Task statement:
Pull each line holding "consider" out of the entries below.
── Input rows ──
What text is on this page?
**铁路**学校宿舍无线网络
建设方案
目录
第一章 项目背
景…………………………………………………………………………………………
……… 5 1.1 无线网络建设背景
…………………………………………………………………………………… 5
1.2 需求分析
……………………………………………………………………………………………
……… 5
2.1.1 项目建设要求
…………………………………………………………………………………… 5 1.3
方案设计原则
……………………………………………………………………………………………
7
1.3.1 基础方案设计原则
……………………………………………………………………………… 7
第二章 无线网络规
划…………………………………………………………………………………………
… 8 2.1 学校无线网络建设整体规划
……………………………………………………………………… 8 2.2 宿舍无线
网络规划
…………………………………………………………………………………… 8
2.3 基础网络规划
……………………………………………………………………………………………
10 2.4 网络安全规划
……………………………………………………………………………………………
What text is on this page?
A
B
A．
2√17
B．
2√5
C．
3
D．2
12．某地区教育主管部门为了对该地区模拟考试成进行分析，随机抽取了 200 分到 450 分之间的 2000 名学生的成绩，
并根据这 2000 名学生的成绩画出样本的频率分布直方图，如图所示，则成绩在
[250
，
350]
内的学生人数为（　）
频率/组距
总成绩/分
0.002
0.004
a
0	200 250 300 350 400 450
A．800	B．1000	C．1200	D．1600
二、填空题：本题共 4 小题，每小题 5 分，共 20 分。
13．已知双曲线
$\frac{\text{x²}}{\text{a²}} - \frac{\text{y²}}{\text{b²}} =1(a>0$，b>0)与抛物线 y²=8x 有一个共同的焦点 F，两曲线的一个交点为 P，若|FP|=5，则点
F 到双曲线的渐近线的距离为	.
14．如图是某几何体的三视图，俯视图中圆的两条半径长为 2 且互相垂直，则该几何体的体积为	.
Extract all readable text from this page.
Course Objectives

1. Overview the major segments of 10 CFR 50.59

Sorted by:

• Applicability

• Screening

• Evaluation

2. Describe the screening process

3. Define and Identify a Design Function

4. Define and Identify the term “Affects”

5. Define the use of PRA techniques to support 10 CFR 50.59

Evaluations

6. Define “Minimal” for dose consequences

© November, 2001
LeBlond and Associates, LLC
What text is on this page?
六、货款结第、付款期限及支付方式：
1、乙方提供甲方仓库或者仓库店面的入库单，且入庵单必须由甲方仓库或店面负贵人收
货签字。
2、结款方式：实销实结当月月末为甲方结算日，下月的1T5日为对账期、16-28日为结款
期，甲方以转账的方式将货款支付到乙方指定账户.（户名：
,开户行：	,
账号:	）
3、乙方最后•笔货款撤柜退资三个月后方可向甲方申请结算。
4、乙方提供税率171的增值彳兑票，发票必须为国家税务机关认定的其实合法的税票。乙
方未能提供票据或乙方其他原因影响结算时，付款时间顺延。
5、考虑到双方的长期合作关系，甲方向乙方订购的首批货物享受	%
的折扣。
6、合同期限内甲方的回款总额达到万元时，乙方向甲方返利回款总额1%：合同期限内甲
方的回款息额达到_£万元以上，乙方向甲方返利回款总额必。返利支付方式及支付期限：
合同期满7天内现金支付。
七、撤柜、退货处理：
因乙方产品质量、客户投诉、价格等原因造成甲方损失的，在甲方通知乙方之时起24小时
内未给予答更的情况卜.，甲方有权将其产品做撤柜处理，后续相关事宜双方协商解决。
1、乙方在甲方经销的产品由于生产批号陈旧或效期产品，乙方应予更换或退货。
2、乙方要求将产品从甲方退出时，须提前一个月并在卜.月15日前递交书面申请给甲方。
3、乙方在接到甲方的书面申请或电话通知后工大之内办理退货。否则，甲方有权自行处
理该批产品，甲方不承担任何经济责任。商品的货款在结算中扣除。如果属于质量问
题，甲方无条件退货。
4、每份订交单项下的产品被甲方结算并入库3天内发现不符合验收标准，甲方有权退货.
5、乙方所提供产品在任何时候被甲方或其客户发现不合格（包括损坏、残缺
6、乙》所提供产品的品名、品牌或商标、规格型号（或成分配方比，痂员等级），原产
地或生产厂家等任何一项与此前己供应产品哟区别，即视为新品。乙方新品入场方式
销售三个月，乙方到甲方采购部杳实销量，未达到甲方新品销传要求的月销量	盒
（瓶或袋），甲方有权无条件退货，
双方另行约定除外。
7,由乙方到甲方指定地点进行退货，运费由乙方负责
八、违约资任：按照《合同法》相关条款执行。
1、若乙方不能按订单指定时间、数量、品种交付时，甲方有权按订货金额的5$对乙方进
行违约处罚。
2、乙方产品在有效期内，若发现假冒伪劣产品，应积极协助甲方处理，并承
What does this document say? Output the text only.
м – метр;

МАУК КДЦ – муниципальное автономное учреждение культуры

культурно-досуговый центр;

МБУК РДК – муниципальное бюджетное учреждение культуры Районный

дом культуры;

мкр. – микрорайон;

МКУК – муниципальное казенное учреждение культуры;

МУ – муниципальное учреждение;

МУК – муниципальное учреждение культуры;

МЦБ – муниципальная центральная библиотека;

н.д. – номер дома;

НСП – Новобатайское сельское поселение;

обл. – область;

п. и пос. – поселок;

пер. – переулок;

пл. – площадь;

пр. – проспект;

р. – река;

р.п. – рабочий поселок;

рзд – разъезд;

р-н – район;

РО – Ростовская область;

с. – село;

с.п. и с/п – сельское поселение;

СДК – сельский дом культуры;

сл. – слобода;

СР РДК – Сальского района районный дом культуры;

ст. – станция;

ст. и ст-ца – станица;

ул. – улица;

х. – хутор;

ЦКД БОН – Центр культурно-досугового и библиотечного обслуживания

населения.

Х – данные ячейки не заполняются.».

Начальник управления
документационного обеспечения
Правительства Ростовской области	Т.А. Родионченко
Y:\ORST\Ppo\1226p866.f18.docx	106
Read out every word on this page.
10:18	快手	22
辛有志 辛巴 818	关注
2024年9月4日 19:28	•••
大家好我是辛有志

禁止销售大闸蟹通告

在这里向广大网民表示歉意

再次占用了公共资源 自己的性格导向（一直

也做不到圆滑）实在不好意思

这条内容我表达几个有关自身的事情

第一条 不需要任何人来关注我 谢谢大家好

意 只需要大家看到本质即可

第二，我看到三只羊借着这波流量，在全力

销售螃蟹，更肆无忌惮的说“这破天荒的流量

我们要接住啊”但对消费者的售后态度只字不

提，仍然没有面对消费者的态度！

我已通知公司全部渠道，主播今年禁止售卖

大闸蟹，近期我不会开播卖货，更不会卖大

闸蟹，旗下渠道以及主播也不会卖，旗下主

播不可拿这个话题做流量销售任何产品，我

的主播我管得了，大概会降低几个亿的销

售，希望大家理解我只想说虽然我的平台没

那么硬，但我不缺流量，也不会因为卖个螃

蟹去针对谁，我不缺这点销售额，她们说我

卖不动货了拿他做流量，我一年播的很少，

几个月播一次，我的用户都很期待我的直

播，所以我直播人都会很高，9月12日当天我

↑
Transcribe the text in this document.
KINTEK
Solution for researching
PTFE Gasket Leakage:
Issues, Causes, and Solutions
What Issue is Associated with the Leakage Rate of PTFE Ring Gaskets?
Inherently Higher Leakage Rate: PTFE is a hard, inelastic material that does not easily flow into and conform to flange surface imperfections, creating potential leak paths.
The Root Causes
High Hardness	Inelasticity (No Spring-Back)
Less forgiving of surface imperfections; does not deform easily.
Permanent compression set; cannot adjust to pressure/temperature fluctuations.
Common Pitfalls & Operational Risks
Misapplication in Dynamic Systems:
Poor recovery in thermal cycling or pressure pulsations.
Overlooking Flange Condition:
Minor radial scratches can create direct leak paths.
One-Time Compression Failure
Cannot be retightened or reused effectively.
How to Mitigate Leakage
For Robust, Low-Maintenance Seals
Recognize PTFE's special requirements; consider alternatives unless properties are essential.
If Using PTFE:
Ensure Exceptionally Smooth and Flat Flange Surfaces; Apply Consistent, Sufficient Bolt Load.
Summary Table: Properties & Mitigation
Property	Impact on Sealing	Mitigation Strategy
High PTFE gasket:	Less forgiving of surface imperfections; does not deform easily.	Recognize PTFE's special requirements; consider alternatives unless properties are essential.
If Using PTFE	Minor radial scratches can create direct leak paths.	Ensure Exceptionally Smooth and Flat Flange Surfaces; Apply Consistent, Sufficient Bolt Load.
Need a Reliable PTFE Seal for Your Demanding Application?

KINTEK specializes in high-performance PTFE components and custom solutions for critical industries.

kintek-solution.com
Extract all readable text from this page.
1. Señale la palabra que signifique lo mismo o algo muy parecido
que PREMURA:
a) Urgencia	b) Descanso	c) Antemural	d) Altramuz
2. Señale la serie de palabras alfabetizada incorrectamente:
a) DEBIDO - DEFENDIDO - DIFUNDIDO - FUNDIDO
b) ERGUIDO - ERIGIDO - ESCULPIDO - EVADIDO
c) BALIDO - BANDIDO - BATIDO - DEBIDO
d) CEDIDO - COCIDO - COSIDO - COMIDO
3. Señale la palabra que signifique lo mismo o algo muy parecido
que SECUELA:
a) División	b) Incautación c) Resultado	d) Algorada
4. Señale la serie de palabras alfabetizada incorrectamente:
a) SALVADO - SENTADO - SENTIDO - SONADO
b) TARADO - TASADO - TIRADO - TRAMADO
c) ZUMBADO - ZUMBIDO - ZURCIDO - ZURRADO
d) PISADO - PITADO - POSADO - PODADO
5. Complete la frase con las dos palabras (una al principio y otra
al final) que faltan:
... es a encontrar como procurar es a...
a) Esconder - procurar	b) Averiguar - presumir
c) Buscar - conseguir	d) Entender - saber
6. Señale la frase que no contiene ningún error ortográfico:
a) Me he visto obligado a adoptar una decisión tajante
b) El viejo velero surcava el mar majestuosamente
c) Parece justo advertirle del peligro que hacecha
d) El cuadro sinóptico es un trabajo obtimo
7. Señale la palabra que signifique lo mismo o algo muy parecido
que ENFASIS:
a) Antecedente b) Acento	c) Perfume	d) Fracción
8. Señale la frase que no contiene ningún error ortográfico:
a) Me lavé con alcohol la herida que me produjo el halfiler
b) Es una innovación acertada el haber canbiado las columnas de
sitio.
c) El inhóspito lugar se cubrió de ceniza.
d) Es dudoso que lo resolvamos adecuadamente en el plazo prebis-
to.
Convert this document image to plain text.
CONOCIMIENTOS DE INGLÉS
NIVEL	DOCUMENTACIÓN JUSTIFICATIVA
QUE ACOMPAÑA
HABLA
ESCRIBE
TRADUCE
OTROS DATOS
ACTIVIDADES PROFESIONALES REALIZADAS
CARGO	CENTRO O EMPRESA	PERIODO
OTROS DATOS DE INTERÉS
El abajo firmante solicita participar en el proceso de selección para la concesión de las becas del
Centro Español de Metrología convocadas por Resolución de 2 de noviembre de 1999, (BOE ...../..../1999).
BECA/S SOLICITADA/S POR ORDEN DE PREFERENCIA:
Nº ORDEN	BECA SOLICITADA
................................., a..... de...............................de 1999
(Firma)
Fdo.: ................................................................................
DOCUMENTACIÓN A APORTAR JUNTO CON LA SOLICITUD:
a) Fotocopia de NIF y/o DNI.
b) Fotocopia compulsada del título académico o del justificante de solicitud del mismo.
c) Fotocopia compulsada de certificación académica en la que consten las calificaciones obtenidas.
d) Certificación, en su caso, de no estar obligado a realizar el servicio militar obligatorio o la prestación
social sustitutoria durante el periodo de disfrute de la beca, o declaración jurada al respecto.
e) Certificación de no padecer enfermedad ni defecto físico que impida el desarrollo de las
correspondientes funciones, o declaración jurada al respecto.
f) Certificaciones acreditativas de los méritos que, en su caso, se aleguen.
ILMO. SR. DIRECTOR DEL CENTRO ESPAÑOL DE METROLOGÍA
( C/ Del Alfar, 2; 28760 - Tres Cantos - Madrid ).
───
Complete response:
Recognize PTFE's special requirements; consider alternatives unless properties are essential.
High PTFE gasket:	Less forgiving of surface imperfections; does not deform easily.	Recognize PTFE's special requirements; consider alternatives unless properties are essential.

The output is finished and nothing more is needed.